Listings of boxed layout items>
┌────────

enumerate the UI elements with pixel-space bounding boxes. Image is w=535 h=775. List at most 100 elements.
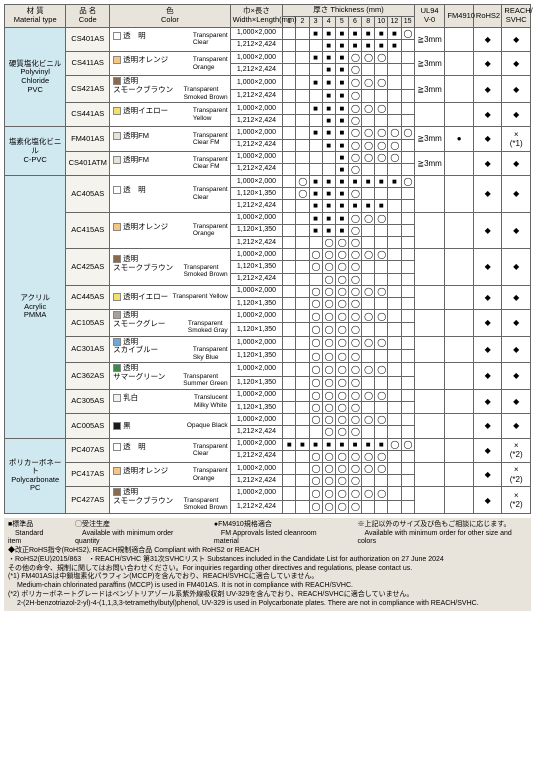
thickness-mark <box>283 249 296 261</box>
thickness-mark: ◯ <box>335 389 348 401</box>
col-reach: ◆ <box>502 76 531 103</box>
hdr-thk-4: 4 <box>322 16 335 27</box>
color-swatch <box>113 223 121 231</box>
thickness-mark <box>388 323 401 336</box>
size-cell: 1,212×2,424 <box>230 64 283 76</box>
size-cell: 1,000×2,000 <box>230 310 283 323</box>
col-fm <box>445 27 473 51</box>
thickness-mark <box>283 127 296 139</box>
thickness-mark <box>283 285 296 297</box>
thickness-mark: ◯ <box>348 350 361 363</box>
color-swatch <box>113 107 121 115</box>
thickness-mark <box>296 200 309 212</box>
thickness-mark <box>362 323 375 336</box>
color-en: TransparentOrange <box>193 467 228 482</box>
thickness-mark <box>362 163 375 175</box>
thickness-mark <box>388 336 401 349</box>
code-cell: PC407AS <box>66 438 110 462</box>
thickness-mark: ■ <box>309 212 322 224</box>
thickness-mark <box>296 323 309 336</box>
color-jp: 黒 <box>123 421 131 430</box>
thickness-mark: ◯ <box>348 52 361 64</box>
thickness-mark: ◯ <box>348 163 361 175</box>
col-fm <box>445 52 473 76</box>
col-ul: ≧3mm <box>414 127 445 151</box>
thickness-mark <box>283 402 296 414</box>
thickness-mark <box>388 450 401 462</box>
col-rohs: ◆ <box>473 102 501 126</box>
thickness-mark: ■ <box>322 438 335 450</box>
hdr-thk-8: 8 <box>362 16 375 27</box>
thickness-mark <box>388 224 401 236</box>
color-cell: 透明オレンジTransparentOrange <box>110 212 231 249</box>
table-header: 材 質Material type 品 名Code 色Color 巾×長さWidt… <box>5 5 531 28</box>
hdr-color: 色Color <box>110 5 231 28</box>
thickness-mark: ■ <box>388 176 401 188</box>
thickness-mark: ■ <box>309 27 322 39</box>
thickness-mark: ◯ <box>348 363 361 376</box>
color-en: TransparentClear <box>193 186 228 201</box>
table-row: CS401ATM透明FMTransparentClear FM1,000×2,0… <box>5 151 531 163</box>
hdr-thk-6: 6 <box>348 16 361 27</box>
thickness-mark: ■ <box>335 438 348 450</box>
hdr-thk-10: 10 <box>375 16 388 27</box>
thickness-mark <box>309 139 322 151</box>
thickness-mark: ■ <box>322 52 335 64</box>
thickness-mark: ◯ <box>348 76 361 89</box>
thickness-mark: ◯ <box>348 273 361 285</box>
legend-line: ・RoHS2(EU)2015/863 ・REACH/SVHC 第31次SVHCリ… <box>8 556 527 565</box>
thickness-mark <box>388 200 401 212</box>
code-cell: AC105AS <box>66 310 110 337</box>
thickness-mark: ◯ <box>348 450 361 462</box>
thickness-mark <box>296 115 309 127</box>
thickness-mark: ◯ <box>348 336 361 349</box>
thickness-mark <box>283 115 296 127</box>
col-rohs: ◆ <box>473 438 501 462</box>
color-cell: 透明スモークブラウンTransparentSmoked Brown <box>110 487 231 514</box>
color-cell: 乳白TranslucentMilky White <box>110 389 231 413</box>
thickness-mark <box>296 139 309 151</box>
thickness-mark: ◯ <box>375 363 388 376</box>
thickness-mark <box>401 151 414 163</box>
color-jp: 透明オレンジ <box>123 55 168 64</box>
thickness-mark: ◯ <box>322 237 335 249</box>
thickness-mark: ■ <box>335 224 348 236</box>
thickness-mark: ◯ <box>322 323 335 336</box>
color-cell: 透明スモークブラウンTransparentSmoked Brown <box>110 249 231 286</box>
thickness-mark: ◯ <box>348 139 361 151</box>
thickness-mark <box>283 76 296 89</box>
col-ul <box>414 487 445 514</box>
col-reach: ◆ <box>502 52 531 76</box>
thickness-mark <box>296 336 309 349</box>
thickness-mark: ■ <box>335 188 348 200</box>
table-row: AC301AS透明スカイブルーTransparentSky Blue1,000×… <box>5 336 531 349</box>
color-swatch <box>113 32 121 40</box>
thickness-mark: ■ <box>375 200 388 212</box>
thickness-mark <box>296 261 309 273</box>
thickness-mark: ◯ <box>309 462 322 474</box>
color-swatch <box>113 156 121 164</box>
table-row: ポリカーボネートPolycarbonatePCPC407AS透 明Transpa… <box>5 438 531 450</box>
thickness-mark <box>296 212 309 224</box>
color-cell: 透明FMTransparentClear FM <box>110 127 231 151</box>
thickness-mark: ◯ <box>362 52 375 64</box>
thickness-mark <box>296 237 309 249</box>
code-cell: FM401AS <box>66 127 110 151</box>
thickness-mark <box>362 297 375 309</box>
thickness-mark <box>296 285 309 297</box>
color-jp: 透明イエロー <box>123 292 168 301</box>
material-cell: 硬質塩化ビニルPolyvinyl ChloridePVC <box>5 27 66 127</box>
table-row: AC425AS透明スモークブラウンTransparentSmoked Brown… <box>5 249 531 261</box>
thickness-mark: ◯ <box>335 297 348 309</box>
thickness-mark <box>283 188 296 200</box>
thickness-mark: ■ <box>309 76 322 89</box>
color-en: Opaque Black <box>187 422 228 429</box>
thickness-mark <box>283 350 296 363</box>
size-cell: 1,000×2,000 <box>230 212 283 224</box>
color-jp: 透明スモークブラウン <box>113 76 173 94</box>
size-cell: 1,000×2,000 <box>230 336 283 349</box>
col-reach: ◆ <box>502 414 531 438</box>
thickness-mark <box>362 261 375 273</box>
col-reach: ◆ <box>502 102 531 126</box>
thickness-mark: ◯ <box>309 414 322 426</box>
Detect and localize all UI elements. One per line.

└────────
┌────────

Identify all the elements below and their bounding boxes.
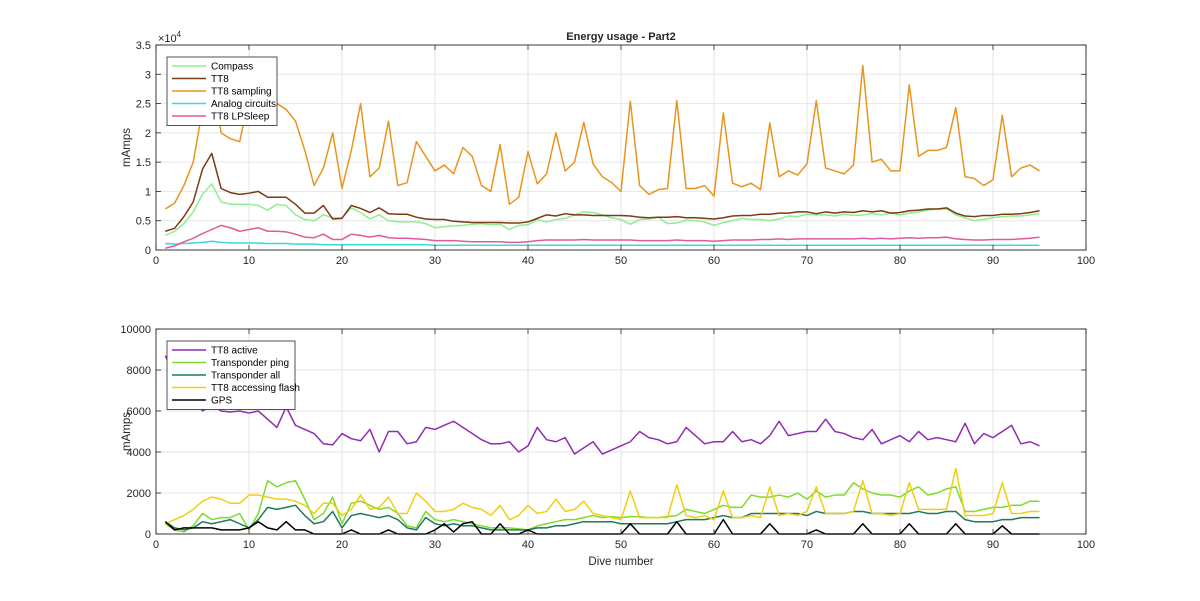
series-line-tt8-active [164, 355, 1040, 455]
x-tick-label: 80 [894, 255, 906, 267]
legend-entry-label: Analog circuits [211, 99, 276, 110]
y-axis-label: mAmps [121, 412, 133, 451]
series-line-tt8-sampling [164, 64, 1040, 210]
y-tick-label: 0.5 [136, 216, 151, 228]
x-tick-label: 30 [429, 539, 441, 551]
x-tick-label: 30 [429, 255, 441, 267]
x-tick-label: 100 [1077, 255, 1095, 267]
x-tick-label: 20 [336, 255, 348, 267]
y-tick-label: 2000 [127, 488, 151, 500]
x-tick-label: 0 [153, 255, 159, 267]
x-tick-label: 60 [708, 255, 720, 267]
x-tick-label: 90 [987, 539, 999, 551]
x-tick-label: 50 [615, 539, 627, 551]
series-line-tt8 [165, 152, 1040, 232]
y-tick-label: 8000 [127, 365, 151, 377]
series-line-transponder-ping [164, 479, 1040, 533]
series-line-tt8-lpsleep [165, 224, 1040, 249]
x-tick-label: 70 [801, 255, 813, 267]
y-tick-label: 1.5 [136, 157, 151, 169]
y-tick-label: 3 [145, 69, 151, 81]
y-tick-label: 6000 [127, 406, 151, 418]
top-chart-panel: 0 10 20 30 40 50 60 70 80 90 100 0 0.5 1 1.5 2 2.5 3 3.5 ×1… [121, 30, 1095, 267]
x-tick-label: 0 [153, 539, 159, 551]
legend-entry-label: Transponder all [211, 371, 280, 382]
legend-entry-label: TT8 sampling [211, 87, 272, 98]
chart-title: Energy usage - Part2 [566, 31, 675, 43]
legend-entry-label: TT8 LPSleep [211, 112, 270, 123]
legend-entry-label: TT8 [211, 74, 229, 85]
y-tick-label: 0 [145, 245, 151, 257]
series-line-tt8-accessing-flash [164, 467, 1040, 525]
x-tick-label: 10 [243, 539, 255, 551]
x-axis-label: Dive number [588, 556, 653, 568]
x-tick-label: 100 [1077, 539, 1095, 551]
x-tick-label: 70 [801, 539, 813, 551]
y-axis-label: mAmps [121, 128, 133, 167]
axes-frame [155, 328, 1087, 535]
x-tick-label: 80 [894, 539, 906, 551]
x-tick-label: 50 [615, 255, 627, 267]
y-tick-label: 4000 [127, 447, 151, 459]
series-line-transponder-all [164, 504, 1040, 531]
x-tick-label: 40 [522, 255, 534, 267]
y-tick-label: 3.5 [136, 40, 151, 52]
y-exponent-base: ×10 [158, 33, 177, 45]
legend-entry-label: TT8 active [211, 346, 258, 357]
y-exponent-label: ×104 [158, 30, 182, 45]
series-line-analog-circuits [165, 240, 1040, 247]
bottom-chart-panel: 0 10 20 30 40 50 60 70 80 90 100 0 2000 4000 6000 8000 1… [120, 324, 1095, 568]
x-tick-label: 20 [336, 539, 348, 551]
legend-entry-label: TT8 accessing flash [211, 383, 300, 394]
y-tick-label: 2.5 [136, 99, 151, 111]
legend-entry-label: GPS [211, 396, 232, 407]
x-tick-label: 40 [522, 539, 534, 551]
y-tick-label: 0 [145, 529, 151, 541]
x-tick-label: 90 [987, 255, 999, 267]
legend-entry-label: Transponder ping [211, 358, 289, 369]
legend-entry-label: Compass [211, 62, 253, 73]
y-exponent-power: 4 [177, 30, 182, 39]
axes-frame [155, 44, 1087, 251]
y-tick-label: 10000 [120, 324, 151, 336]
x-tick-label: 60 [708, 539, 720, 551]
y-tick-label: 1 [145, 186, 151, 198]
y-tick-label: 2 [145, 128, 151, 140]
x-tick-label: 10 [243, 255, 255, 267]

└────────
┌────────

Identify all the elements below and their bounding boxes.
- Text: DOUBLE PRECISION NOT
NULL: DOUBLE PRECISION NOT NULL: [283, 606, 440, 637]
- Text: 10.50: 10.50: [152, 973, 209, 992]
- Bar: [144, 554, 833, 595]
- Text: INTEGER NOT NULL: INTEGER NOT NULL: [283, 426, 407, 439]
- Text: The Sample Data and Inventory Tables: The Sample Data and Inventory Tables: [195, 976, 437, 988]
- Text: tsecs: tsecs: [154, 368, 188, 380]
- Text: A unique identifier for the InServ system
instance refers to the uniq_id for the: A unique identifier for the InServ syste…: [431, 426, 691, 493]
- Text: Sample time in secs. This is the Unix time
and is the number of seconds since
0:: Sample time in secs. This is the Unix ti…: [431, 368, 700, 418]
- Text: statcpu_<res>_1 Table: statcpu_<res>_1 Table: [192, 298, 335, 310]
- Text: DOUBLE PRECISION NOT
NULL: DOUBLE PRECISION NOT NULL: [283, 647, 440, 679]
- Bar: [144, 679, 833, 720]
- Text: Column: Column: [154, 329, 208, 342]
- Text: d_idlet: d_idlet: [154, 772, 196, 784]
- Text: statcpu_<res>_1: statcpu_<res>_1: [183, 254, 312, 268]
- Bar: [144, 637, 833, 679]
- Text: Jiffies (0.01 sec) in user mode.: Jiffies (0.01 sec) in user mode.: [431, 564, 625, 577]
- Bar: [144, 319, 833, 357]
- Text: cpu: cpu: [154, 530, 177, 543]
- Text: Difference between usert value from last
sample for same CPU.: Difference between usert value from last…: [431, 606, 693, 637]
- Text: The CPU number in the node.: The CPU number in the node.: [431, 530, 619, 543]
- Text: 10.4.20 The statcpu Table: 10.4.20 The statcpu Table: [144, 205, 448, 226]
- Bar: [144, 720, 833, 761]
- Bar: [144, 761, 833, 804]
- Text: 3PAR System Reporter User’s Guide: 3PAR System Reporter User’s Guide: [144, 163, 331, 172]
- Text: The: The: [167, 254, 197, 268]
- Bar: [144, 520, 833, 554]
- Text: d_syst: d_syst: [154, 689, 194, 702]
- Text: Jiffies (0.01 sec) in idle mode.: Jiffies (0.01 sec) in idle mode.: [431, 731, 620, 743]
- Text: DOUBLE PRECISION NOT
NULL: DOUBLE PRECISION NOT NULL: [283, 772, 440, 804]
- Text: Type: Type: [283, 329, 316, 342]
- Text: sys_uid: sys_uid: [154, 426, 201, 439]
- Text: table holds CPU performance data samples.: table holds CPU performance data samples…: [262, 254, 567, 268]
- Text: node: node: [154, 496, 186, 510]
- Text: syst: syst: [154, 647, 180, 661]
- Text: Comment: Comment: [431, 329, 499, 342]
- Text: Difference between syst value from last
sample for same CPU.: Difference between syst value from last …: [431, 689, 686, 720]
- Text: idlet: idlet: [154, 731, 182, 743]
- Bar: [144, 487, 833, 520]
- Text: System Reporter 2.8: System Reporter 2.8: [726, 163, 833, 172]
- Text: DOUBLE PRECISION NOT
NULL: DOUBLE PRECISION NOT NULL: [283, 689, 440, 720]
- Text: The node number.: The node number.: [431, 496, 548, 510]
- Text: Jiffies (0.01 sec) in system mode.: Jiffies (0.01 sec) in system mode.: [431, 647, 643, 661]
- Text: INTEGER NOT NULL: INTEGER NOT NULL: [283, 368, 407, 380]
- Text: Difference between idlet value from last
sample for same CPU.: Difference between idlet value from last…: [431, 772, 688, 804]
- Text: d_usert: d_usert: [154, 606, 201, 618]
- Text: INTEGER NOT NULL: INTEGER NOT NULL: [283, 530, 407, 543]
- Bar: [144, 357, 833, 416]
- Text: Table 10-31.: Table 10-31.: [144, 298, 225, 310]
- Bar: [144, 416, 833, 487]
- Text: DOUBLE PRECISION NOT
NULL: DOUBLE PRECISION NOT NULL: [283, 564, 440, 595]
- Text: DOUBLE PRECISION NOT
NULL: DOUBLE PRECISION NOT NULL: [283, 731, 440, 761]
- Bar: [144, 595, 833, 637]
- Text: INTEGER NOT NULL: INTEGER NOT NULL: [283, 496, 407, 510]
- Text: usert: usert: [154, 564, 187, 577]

└────────

Objective> Output the listing lines starting at the one that contains "thickness-mark <box>283 249 296 261</box>" and ending at the one that contains "size-cell: 1,212×2,424 <box>230" as a Markdown table with the columns Row and Listing line. Give each line a row number and leave out any blank lines.

Expected answer>
| Row | Listing line |
|---|---|
| 1 | thickness-mark <box>283 249 296 261</box> |
| 2 | thickness-mark: ◯ <box>335 389 348 401</box> |
| 3 | col-reach: ◆ <box>502 76 531 103</box> |
| 4 | hdr-thk-4: 4 <box>322 16 335 27</box> |
| 5 | color-swatch <box>113 223 121 231</box> |
| 6 | thickness-mark <box>388 323 401 336</box> |
| 7 | size-cell: 1,212×2,424 <box>230 64 283 76</box> |